• Entries shown:
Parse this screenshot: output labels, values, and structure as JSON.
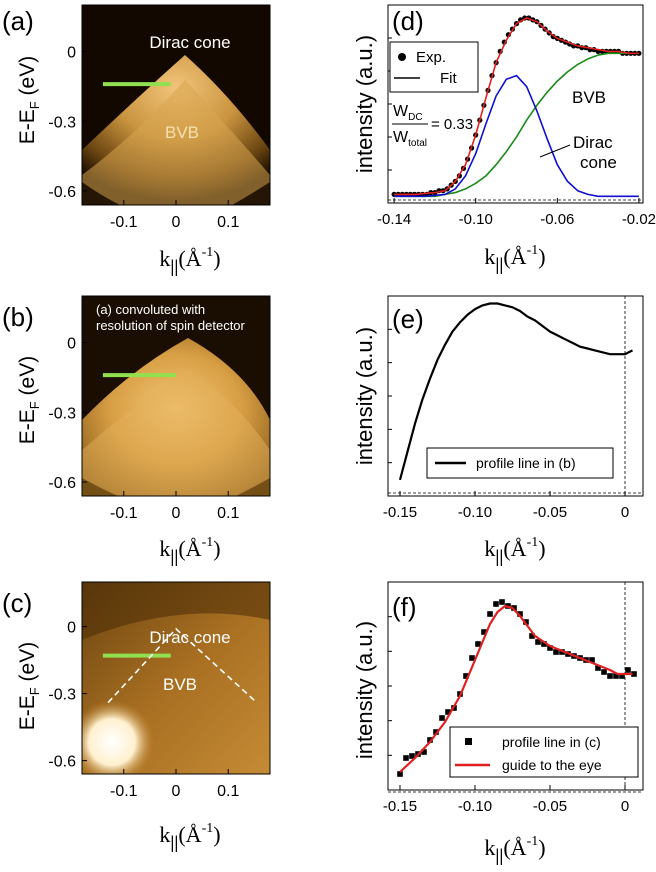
{
  "panels": {
    "a": {
      "label": "(a)",
      "overlay": {
        "title": "Dirac cone",
        "band": "BVB"
      },
      "ylabel": "E-E",
      "ylabel_sub": "F",
      "ylabel_unit": " (eV)",
      "xlabel": "k",
      "xlabel_sub": "||",
      "xlabel_unit": "(Å",
      "xlabel_exp": "-1",
      "xlabel_close": ")",
      "yticks": [
        {
          "v": 0,
          "label": "0"
        },
        {
          "v": -0.3,
          "label": "-0.3"
        },
        {
          "v": -0.6,
          "label": "-0.6"
        }
      ],
      "xticks": [
        {
          "v": -0.1,
          "label": "-0.1"
        },
        {
          "v": 0,
          "label": "0"
        },
        {
          "v": 0.1,
          "label": "0.1"
        }
      ],
      "xlim": [
        -0.18,
        0.18
      ],
      "ylim": [
        -0.66,
        0.2
      ],
      "profile_line": {
        "x": [
          -0.14,
          -0.01
        ],
        "y": -0.14,
        "color": "#90e050"
      }
    },
    "b": {
      "label": "(b)",
      "overlay": {
        "line1": "(a) convoluted with",
        "line2": "resolution of spin detector"
      },
      "ylabel": "E-E",
      "ylabel_sub": "F",
      "ylabel_unit": " (eV)",
      "xlabel": "k",
      "xlabel_sub": "||",
      "xlabel_unit": "(Å",
      "xlabel_exp": "-1",
      "xlabel_close": ")",
      "yticks": [
        {
          "v": 0,
          "label": "0"
        },
        {
          "v": -0.3,
          "label": "-0.3"
        },
        {
          "v": -0.6,
          "label": "-0.6"
        }
      ],
      "xticks": [
        {
          "v": -0.1,
          "label": "-0.1"
        },
        {
          "v": 0,
          "label": "0"
        },
        {
          "v": 0.1,
          "label": "0.1"
        }
      ],
      "xlim": [
        -0.18,
        0.18
      ],
      "ylim": [
        -0.66,
        0.2
      ],
      "profile_line": {
        "x": [
          -0.14,
          0.0
        ],
        "y": -0.14,
        "color": "#90e050"
      }
    },
    "c": {
      "label": "(c)",
      "overlay": {
        "title": "Dirac cone",
        "band": "BVB"
      },
      "ylabel": "E-E",
      "ylabel_sub": "F",
      "ylabel_unit": " (eV)",
      "xlabel": "k",
      "xlabel_sub": "||",
      "xlabel_unit": "(Å",
      "xlabel_exp": "-1",
      "xlabel_close": ")",
      "yticks": [
        {
          "v": 0,
          "label": "0"
        },
        {
          "v": -0.3,
          "label": "-0.3"
        },
        {
          "v": -0.6,
          "label": "-0.6"
        }
      ],
      "xticks": [
        {
          "v": -0.1,
          "label": "-0.1"
        },
        {
          "v": 0,
          "label": "0"
        },
        {
          "v": 0.1,
          "label": "0.1"
        }
      ],
      "xlim": [
        -0.18,
        0.18
      ],
      "ylim": [
        -0.66,
        0.2
      ],
      "profile_line": {
        "x": [
          -0.14,
          -0.01
        ],
        "y": -0.13,
        "color": "#90e050"
      },
      "guide_lines": [
        [
          [
            -0.13,
            -0.34
          ],
          [
            0.0,
            -0.01
          ],
          [
            0.15,
            -0.33
          ]
        ]
      ]
    },
    "d": {
      "label": "(d)",
      "ylabel": "intensity (a.u.)",
      "xlabel": "k",
      "xlabel_sub": "||",
      "xlabel_unit": "(Å",
      "xlabel_exp": "-1",
      "xlabel_close": ")",
      "xticks": [
        {
          "v": -0.14,
          "label": "-0.14"
        },
        {
          "v": -0.1,
          "label": "-0.10"
        },
        {
          "v": -0.06,
          "label": "-0.06"
        },
        {
          "v": -0.02,
          "label": "-0.02"
        }
      ],
      "legend": [
        {
          "marker": "dot",
          "label": "Exp."
        },
        {
          "marker": "line",
          "label": "Fit"
        }
      ],
      "ratio": {
        "num": "W",
        "num_sub": "DC",
        "den": "W",
        "den_sub": "total",
        "value": "= 0.33"
      },
      "annotations": {
        "bvb": "BVB",
        "dirac1": "Dirac",
        "dirac2": "cone"
      }
    },
    "e": {
      "label": "(e)",
      "ylabel": "intensity (a.u.)",
      "xlabel": "k",
      "xlabel_sub": "||",
      "xlabel_unit": "(Å",
      "xlabel_exp": "-1",
      "xlabel_close": ")",
      "xticks": [
        {
          "v": -0.15,
          "label": "-0.15"
        },
        {
          "v": -0.1,
          "label": "-0.10"
        },
        {
          "v": -0.05,
          "label": "-0.05"
        },
        {
          "v": 0,
          "label": "0"
        }
      ],
      "legend": [
        {
          "marker": "line",
          "label": "profile line in (b)"
        }
      ]
    },
    "f": {
      "label": "(f)",
      "ylabel": "intensity (a.u.)",
      "xlabel": "k",
      "xlabel_sub": "||",
      "xlabel_unit": "(Å",
      "xlabel_exp": "-1",
      "xlabel_close": ")",
      "xticks": [
        {
          "v": -0.15,
          "label": "-0.15"
        },
        {
          "v": -0.1,
          "label": "-0.10"
        },
        {
          "v": -0.05,
          "label": "-0.05"
        },
        {
          "v": 0,
          "label": "0"
        }
      ],
      "legend": [
        {
          "marker": "square",
          "label": "profile line in (c)"
        },
        {
          "marker": "redline",
          "label": "guide to the eye"
        }
      ]
    }
  },
  "chart_data": [
    {
      "panel": "d",
      "type": "line",
      "xlim": [
        -0.143,
        -0.018
      ],
      "ylim": [
        0,
        1.05
      ],
      "series": [
        {
          "name": "Exp.",
          "style": "dots",
          "color": "#000000",
          "x": [
            -0.14,
            -0.138,
            -0.136,
            -0.134,
            -0.132,
            -0.13,
            -0.128,
            -0.126,
            -0.124,
            -0.122,
            -0.12,
            -0.118,
            -0.116,
            -0.114,
            -0.112,
            -0.11,
            -0.108,
            -0.106,
            -0.104,
            -0.102,
            -0.1,
            -0.098,
            -0.096,
            -0.094,
            -0.092,
            -0.09,
            -0.088,
            -0.086,
            -0.084,
            -0.082,
            -0.08,
            -0.078,
            -0.076,
            -0.074,
            -0.072,
            -0.07,
            -0.068,
            -0.066,
            -0.064,
            -0.062,
            -0.06,
            -0.058,
            -0.056,
            -0.054,
            -0.052,
            -0.05,
            -0.048,
            -0.046,
            -0.044,
            -0.042,
            -0.04,
            -0.038,
            -0.036,
            -0.034,
            -0.032,
            -0.03,
            -0.028,
            -0.026,
            -0.024,
            -0.022,
            -0.02
          ],
          "y": [
            0.03,
            0.03,
            0.03,
            0.03,
            0.03,
            0.03,
            0.03,
            0.03,
            0.03,
            0.04,
            0.04,
            0.05,
            0.05,
            0.06,
            0.08,
            0.1,
            0.13,
            0.17,
            0.22,
            0.28,
            0.35,
            0.43,
            0.51,
            0.59,
            0.67,
            0.74,
            0.8,
            0.85,
            0.89,
            0.92,
            0.95,
            0.97,
            0.98,
            0.98,
            0.97,
            0.96,
            0.94,
            0.92,
            0.9,
            0.88,
            0.87,
            0.86,
            0.85,
            0.84,
            0.83,
            0.83,
            0.82,
            0.82,
            0.81,
            0.81,
            0.8,
            0.8,
            0.8,
            0.8,
            0.8,
            0.8,
            0.79,
            0.79,
            0.79,
            0.79,
            0.79
          ]
        },
        {
          "name": "Fit",
          "style": "line",
          "color": "#e02020",
          "x": [
            -0.14,
            -0.13,
            -0.12,
            -0.115,
            -0.11,
            -0.105,
            -0.1,
            -0.095,
            -0.09,
            -0.085,
            -0.08,
            -0.075,
            -0.07,
            -0.065,
            -0.06,
            -0.055,
            -0.05,
            -0.045,
            -0.04,
            -0.035,
            -0.03,
            -0.025,
            -0.02
          ],
          "y": [
            0.03,
            0.03,
            0.04,
            0.05,
            0.1,
            0.19,
            0.35,
            0.55,
            0.74,
            0.86,
            0.95,
            0.98,
            0.96,
            0.91,
            0.87,
            0.85,
            0.83,
            0.82,
            0.81,
            0.8,
            0.8,
            0.79,
            0.79
          ]
        },
        {
          "name": "BVB",
          "style": "line",
          "color": "#1a8a1a",
          "x": [
            -0.14,
            -0.13,
            -0.12,
            -0.115,
            -0.11,
            -0.105,
            -0.1,
            -0.095,
            -0.09,
            -0.085,
            -0.08,
            -0.075,
            -0.07,
            -0.065,
            -0.06,
            -0.055,
            -0.05,
            -0.045,
            -0.04,
            -0.035,
            -0.03,
            -0.025,
            -0.02
          ],
          "y": [
            0.02,
            0.02,
            0.02,
            0.03,
            0.04,
            0.06,
            0.09,
            0.13,
            0.19,
            0.26,
            0.34,
            0.43,
            0.51,
            0.58,
            0.64,
            0.69,
            0.73,
            0.76,
            0.78,
            0.79,
            0.79,
            0.79,
            0.79
          ]
        },
        {
          "name": "Dirac cone",
          "style": "line",
          "color": "#1010d0",
          "x": [
            -0.14,
            -0.125,
            -0.115,
            -0.11,
            -0.105,
            -0.1,
            -0.095,
            -0.09,
            -0.085,
            -0.08,
            -0.075,
            -0.07,
            -0.065,
            -0.06,
            -0.055,
            -0.05,
            -0.045,
            -0.04,
            -0.03,
            -0.02
          ],
          "y": [
            0.02,
            0.02,
            0.03,
            0.06,
            0.13,
            0.25,
            0.41,
            0.56,
            0.65,
            0.67,
            0.61,
            0.48,
            0.33,
            0.19,
            0.1,
            0.05,
            0.03,
            0.02,
            0.02,
            0.02
          ]
        }
      ]
    },
    {
      "panel": "e",
      "type": "line",
      "xlim": [
        -0.158,
        0.012
      ],
      "ylim": [
        0,
        1.05
      ],
      "series": [
        {
          "name": "profile line in (b)",
          "style": "line",
          "color": "#000000",
          "x": [
            -0.15,
            -0.145,
            -0.14,
            -0.135,
            -0.13,
            -0.125,
            -0.12,
            -0.115,
            -0.11,
            -0.105,
            -0.1,
            -0.095,
            -0.09,
            -0.085,
            -0.08,
            -0.075,
            -0.07,
            -0.065,
            -0.06,
            -0.055,
            -0.05,
            -0.045,
            -0.04,
            -0.035,
            -0.03,
            -0.025,
            -0.02,
            -0.015,
            -0.01,
            -0.005,
            0.0,
            0.005
          ],
          "y": [
            0.07,
            0.22,
            0.37,
            0.5,
            0.61,
            0.71,
            0.79,
            0.86,
            0.91,
            0.95,
            0.98,
            1.0,
            1.01,
            1.01,
            1.0,
            0.99,
            0.97,
            0.94,
            0.92,
            0.89,
            0.86,
            0.84,
            0.82,
            0.8,
            0.78,
            0.77,
            0.76,
            0.75,
            0.74,
            0.74,
            0.74,
            0.76
          ]
        }
      ]
    },
    {
      "panel": "f",
      "type": "scatter",
      "xlim": [
        -0.158,
        0.012
      ],
      "ylim": [
        0,
        1.05
      ],
      "series": [
        {
          "name": "profile line in (c)",
          "style": "squares",
          "color": "#000000",
          "x": [
            -0.15,
            -0.146,
            -0.142,
            -0.138,
            -0.134,
            -0.13,
            -0.126,
            -0.122,
            -0.118,
            -0.114,
            -0.11,
            -0.106,
            -0.102,
            -0.098,
            -0.094,
            -0.09,
            -0.086,
            -0.082,
            -0.078,
            -0.074,
            -0.07,
            -0.066,
            -0.062,
            -0.058,
            -0.054,
            -0.05,
            -0.046,
            -0.042,
            -0.038,
            -0.034,
            -0.03,
            -0.026,
            -0.022,
            -0.018,
            -0.014,
            -0.01,
            -0.006,
            -0.002,
            0.002,
            0.006
          ],
          "y": [
            0.09,
            0.17,
            0.18,
            0.19,
            0.2,
            0.26,
            0.3,
            0.37,
            0.4,
            0.42,
            0.49,
            0.58,
            0.67,
            0.74,
            0.8,
            0.89,
            0.94,
            0.95,
            0.93,
            0.92,
            0.89,
            0.85,
            0.78,
            0.75,
            0.74,
            0.72,
            0.7,
            0.7,
            0.69,
            0.68,
            0.67,
            0.66,
            0.66,
            0.62,
            0.6,
            0.58,
            0.58,
            0.58,
            0.61,
            0.59
          ]
        },
        {
          "name": "guide to the eye",
          "style": "line",
          "color": "#e02020",
          "x": [
            -0.15,
            -0.14,
            -0.13,
            -0.12,
            -0.11,
            -0.1,
            -0.095,
            -0.09,
            -0.085,
            -0.08,
            -0.075,
            -0.07,
            -0.065,
            -0.06,
            -0.05,
            -0.04,
            -0.03,
            -0.02,
            -0.01,
            -0.005,
            0.0,
            0.005
          ],
          "y": [
            0.1,
            0.17,
            0.25,
            0.35,
            0.48,
            0.66,
            0.75,
            0.84,
            0.9,
            0.93,
            0.92,
            0.88,
            0.83,
            0.78,
            0.73,
            0.7,
            0.67,
            0.64,
            0.61,
            0.59,
            0.59,
            0.59
          ]
        }
      ]
    }
  ]
}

• Exercise details: Note every line above where the string "marker" shows up, and copy those lines.

• Correct answer:
          "marker": "dot",
          "marker": "line",
          "marker": "line",
          "marker": "square",
          "marker": "redline",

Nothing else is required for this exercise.